» Given task
Retype all of the data exactly as given.

####################

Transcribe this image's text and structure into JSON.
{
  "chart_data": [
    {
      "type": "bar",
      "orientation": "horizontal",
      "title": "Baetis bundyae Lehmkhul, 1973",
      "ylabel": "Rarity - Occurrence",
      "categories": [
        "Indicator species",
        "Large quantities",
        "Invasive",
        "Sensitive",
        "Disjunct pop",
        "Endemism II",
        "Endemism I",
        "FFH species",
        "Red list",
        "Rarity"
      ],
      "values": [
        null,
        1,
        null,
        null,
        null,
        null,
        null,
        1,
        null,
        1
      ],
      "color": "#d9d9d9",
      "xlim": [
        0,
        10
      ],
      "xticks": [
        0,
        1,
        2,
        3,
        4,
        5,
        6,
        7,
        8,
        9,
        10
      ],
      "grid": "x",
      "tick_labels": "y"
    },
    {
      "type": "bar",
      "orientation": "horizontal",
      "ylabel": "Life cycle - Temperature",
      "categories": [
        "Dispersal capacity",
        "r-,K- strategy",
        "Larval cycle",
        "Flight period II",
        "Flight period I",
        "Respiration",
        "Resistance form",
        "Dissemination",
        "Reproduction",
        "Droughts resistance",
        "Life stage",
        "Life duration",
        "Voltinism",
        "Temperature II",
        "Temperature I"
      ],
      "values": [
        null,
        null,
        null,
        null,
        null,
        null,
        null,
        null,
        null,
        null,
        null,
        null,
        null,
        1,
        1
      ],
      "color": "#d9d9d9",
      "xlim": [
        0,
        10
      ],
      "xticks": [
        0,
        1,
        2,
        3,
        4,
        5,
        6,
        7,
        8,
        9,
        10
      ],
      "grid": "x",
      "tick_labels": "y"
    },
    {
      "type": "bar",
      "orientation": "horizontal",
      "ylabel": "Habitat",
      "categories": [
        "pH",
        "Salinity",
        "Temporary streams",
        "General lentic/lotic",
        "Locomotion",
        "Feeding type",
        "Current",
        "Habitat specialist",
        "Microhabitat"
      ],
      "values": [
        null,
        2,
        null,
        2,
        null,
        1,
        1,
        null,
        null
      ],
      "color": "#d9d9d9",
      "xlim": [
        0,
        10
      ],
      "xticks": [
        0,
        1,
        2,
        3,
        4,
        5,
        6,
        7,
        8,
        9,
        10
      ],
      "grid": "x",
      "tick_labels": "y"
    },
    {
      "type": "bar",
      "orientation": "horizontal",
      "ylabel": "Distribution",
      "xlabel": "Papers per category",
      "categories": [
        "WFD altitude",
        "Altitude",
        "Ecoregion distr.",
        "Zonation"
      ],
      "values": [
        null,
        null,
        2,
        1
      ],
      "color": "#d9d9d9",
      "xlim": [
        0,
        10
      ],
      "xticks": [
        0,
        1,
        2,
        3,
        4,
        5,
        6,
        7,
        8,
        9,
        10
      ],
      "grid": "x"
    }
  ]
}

####################

» Solution to this problem
Transcribe this image's text and structure into JSON.
{
  "chart_data": [
    {
      "type": "bar",
      "orientation": "horizontal",
      "title": "Baetis bundyae Lehmkhul, 1973",
      "ylabel": "Rarity - Occurrence",
      "categories": [
        "Indicator species",
        "Large quantities",
        "Invasive",
        "Sensitive",
        "Disjunct pop",
        "Endemism II",
        "Endemism I",
        "FFH species",
        "Red list",
        "Rarity"
      ],
      "values": [
        null,
        1,
        null,
        null,
        null,
        null,
        null,
        1,
        null,
        1
      ],
      "color": "#d9d9d9",
      "xlim": [
        0,
        10
      ],
      "xticks": [
        0,
        1,
        2,
        3,
        4,
        5,
        6,
        7,
        8,
        9,
        10
      ],
      "grid": "x",
      "tick_labels": "y"
    },
    {
      "type": "bar",
      "orientation": "horizontal",
      "ylabel": "Life cycle - Temperature",
      "categories": [
        "Dispersal capacity",
        "r-,K- strategy",
        "Larval cycle",
        "Flight period II",
        "Flight period I",
        "Respiration",
        "Resistance form",
        "Dissemination",
        "Reproduction",
        "Droughts resistance",
        "Life stage",
        "Life duration",
        "Voltinism",
        "Temperature II",
        "Temperature I"
      ],
      "values": [
        null,
        null,
        null,
        null,
        null,
        null,
        null,
        null,
        null,
        null,
        null,
        null,
        null,
        1,
        1
      ],
      "color": "#d9d9d9",
      "xlim": [
        0,
        10
      ],
      "xticks": [
        0,
        1,
        2,
        3,
        4,
        5,
        6,
        7,
        8,
        9,
        10
      ],
      "grid": "x",
      "tick_labels": "y"
    },
    {
      "type": "bar",
      "orientation": "horizontal",
      "ylabel": "Habitat",
      "categories": [
        "pH",
        "Salinity",
        "Temporary streams",
        "General lentic/lotic",
        "Locomotion",
        "Feeding type",
        "Current",
        "Habitat specialist",
        "Microhabitat"
      ],
      "values": [
        null,
        2,
        null,
        2,
        null,
        1,
        1,
        null,
        null
      ],
      "color": "#d9d9d9",
      "xlim": [
        0,
        10
      ],
      "xticks": [
        0,
        1,
        2,
        3,
        4,
        5,
        6,
        7,
        8,
        9,
        10
      ],
      "grid": "x",
      "tick_labels": "y"
    },
    {
      "type": "bar",
      "orientation": "horizontal",
      "ylabel": "Distribution",
      "xlabel": "Papers per category",
      "categories": [
        "WFD altitude",
        "Altitude",
        "Ecoregion distr.",
        "Zonation"
      ],
      "values": [
        null,
        null,
        2,
        1
      ],
      "color": "#d9d9d9",
      "xlim": [
        0,
        10
      ],
      "xticks": [
        0,
        1,
        2,
        3,
        4,
        5,
        6,
        7,
        8,
        9,
        10
      ],
      "grid": "x"
    }
  ]
}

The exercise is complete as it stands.